● Goal
Reproduce exactly the line in which "Extract all readable text from this page." occurs and all the lines after it, ending with the last line.

● Supplied records
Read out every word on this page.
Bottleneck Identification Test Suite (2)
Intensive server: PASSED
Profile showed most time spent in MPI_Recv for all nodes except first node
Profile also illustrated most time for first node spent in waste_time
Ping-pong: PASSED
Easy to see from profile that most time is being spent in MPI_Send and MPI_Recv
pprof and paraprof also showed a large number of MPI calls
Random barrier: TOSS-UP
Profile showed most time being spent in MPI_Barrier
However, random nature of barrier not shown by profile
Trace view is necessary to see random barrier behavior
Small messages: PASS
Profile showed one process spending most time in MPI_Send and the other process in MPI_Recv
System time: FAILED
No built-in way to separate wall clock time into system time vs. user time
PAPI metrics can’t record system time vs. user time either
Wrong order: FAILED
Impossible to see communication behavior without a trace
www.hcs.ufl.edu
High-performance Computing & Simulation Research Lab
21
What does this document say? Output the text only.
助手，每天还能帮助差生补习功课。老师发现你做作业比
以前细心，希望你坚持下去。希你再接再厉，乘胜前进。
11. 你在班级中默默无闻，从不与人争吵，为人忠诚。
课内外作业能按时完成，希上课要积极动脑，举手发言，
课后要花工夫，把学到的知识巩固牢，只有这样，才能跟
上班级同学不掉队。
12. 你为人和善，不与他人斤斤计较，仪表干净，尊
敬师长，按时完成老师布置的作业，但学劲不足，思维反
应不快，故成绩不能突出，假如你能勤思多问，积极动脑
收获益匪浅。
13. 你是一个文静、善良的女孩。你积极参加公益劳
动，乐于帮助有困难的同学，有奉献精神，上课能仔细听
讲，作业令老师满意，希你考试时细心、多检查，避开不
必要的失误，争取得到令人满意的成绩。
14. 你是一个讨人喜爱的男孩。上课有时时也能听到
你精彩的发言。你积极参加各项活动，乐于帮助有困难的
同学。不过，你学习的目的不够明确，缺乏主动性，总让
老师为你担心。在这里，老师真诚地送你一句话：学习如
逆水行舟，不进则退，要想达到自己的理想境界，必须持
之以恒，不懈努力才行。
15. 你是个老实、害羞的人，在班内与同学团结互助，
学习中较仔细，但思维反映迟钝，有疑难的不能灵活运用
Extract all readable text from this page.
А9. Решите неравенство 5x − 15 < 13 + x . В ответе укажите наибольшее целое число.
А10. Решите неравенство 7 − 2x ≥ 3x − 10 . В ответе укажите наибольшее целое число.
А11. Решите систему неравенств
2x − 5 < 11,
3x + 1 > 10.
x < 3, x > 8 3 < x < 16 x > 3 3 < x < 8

● Written solution
Extract all readable text from this page.
А9. Решите неравенство 5x − 15 < 13 + x . В ответе укажите наибольшее целое число.
А10. Решите неравенство 7 − 2x ≥ 3x − 10 . В ответе укажите наибольшее целое число.
А11. Решите систему неравенств
2x − 5 < 11,
3x + 1 > 10.
x < 3, x > 8 3 < x < 16 x > 3 3 < x < 8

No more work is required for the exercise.